►

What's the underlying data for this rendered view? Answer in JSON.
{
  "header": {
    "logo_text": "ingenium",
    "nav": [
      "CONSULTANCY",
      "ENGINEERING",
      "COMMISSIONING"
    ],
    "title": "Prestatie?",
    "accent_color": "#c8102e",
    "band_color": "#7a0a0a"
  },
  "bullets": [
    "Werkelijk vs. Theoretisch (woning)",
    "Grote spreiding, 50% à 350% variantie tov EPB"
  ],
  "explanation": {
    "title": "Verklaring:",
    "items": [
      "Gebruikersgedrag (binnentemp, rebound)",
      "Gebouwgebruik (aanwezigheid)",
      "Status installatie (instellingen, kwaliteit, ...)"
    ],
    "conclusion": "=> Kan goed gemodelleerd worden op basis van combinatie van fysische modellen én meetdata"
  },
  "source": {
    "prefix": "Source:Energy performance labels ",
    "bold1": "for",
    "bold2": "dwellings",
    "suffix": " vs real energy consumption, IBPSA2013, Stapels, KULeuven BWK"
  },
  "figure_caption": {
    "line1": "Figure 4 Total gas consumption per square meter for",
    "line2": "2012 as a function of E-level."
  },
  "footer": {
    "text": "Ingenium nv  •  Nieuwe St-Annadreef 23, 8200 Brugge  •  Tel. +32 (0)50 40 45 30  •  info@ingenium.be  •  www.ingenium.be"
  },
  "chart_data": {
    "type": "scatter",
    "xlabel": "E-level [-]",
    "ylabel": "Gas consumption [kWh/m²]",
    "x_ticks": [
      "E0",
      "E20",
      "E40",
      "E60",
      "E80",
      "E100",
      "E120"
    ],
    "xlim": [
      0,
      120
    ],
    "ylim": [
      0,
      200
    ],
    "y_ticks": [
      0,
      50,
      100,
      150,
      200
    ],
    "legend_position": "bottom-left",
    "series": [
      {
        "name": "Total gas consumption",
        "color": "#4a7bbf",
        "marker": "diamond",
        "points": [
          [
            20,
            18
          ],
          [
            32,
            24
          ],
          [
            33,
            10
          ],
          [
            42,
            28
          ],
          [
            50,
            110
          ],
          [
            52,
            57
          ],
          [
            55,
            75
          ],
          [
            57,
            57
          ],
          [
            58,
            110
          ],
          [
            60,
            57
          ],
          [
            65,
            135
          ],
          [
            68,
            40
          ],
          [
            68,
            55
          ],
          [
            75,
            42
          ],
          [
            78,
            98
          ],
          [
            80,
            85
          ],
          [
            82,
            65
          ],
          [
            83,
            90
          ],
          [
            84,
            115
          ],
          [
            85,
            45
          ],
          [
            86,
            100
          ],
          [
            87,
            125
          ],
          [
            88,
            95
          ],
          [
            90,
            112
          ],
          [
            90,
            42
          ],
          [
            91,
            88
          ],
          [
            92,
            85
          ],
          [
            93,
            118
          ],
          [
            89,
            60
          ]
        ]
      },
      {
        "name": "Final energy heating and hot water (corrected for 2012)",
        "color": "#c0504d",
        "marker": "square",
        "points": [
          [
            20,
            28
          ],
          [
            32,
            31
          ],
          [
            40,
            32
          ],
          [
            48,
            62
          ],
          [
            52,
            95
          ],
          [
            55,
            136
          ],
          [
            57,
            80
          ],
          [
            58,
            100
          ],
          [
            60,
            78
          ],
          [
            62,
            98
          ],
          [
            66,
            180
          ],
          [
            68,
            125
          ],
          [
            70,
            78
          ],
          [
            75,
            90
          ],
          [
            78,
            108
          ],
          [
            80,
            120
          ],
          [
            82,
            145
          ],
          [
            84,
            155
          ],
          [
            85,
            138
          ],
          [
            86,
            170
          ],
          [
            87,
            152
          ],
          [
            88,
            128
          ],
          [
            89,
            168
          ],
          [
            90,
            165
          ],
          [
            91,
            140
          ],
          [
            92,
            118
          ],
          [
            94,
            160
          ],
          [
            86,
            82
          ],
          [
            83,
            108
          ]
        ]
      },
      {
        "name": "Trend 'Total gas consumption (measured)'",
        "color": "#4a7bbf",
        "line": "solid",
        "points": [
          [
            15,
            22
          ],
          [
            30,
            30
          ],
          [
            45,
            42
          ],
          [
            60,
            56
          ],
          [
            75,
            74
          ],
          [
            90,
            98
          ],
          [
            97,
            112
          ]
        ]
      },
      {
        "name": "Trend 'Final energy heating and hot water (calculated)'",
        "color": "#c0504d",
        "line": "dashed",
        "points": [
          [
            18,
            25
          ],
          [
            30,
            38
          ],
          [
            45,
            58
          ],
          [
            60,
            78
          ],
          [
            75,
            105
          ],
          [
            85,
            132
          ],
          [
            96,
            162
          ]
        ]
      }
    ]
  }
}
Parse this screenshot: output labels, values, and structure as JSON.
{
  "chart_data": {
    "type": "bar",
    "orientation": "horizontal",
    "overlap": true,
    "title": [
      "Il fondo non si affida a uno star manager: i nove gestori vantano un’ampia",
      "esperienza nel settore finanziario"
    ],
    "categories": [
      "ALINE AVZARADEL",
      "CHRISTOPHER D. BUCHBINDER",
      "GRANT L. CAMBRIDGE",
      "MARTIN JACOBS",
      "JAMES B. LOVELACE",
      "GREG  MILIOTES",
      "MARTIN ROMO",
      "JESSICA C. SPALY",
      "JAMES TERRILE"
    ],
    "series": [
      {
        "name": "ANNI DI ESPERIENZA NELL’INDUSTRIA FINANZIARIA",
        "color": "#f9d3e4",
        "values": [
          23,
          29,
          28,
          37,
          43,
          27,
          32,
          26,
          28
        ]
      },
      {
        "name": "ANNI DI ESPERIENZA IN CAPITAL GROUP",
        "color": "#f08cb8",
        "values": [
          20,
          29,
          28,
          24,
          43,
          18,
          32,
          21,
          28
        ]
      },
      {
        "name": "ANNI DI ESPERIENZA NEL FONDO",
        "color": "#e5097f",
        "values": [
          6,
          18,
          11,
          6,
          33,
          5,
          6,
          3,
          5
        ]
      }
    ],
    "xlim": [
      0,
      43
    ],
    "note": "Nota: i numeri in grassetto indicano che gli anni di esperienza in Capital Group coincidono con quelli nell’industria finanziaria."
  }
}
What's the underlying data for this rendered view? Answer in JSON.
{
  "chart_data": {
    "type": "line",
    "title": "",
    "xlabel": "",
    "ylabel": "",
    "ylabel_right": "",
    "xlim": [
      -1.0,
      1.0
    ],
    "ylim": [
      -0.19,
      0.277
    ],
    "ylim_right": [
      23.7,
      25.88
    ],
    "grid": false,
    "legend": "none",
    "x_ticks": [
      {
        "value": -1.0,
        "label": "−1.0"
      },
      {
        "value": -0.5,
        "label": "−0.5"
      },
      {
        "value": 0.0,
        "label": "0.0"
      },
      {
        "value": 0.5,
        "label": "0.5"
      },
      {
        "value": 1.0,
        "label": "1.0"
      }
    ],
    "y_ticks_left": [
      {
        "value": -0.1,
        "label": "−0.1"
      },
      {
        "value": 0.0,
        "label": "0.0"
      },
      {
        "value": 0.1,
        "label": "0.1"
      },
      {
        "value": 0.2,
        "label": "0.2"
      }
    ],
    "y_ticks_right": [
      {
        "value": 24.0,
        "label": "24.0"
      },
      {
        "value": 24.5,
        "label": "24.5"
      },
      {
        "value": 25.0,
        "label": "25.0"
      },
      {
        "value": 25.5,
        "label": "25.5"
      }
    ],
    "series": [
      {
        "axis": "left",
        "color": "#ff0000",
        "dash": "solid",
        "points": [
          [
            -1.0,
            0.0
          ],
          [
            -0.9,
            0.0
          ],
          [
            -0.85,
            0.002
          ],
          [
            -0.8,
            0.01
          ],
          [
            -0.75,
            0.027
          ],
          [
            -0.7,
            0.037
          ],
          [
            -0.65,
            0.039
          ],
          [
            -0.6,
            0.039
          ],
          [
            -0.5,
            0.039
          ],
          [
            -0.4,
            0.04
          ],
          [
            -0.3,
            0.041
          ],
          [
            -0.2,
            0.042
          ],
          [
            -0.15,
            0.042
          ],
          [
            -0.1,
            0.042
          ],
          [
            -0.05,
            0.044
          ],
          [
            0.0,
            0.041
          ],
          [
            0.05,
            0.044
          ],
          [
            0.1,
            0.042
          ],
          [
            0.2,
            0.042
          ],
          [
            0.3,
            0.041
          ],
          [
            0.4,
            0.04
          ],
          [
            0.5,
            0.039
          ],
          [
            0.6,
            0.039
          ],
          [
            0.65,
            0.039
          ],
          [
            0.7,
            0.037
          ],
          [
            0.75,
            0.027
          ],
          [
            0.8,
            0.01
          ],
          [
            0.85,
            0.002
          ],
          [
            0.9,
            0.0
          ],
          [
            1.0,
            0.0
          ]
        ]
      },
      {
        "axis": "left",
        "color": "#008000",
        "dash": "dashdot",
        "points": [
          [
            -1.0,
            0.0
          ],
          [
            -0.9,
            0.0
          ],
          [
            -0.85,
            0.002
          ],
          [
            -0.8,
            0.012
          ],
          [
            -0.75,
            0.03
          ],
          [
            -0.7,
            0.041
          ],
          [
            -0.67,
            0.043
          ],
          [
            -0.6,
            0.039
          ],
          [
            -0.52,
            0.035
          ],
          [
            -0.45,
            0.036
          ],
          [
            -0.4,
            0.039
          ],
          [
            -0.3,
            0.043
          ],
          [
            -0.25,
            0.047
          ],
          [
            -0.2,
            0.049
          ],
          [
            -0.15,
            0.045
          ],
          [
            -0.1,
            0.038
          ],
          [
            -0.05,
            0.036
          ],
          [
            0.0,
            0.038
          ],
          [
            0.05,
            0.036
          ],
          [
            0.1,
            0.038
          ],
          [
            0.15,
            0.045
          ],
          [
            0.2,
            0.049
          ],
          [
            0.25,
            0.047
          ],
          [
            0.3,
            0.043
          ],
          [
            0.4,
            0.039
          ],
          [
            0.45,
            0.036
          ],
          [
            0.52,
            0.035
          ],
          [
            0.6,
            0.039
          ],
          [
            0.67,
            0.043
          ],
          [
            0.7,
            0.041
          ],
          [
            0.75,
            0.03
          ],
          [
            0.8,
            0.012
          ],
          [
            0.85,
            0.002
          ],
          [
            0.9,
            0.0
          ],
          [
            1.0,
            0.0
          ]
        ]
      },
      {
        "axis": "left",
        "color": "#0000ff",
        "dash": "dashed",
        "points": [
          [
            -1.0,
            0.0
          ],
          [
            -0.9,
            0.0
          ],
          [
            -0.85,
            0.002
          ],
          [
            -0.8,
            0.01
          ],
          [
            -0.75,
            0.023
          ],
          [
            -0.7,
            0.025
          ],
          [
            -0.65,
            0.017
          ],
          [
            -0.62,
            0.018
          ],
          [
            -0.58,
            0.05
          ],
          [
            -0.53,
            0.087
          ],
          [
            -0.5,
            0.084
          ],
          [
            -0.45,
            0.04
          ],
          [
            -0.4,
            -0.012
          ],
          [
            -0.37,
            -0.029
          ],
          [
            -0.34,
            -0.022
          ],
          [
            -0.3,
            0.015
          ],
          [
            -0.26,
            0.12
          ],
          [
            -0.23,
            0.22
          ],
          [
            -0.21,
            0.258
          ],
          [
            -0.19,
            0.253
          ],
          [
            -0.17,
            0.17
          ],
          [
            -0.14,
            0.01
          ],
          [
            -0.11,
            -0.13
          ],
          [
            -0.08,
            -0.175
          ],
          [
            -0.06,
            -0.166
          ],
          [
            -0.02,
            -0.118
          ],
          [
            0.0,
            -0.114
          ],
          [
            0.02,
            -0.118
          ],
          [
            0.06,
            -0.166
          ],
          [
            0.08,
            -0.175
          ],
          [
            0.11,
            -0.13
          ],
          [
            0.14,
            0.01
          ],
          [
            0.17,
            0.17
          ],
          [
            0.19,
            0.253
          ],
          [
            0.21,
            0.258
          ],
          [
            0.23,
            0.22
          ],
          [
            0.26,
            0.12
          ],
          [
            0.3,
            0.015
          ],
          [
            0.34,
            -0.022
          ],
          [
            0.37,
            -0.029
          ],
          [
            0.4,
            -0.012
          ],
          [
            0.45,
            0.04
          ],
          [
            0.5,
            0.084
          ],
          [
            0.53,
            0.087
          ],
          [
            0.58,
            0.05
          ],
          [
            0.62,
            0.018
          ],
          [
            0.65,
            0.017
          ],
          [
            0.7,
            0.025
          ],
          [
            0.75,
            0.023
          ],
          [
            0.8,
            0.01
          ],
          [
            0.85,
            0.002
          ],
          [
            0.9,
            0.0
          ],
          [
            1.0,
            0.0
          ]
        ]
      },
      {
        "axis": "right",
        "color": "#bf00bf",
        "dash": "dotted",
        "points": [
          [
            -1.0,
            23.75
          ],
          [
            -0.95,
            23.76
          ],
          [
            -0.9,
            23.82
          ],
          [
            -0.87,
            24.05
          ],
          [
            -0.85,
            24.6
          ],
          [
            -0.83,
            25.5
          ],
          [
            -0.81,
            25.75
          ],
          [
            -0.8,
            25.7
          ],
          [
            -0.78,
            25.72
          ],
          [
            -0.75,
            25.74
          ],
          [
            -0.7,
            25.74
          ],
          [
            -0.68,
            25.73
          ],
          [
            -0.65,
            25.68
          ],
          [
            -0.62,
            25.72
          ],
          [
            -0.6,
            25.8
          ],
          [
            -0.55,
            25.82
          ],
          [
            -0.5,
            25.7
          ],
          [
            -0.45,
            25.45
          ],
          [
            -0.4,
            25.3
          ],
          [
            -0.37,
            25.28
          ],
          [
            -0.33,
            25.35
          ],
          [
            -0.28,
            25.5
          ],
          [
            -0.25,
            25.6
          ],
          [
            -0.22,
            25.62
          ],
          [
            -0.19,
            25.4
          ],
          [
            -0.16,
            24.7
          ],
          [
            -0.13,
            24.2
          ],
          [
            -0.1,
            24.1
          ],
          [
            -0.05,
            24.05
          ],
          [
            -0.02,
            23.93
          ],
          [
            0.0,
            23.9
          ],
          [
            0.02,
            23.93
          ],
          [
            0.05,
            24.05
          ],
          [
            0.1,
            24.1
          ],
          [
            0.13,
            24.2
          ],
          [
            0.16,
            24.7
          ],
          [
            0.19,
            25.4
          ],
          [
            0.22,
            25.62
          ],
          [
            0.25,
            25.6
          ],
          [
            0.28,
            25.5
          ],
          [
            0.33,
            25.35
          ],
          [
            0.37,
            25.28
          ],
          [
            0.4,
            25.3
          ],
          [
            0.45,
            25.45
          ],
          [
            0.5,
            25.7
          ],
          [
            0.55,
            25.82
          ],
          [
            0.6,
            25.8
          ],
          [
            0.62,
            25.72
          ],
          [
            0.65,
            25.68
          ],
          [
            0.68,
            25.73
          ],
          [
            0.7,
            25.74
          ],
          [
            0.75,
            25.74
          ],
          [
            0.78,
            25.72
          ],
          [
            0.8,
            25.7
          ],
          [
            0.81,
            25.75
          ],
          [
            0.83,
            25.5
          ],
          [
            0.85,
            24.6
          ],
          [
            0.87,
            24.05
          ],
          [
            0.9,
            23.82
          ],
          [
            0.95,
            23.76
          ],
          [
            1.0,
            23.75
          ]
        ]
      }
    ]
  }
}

◄

→ **Objective**
Give the count of lines in the data shown above that contain "consumption", and nothing else.

→ **Solution to this problem**
5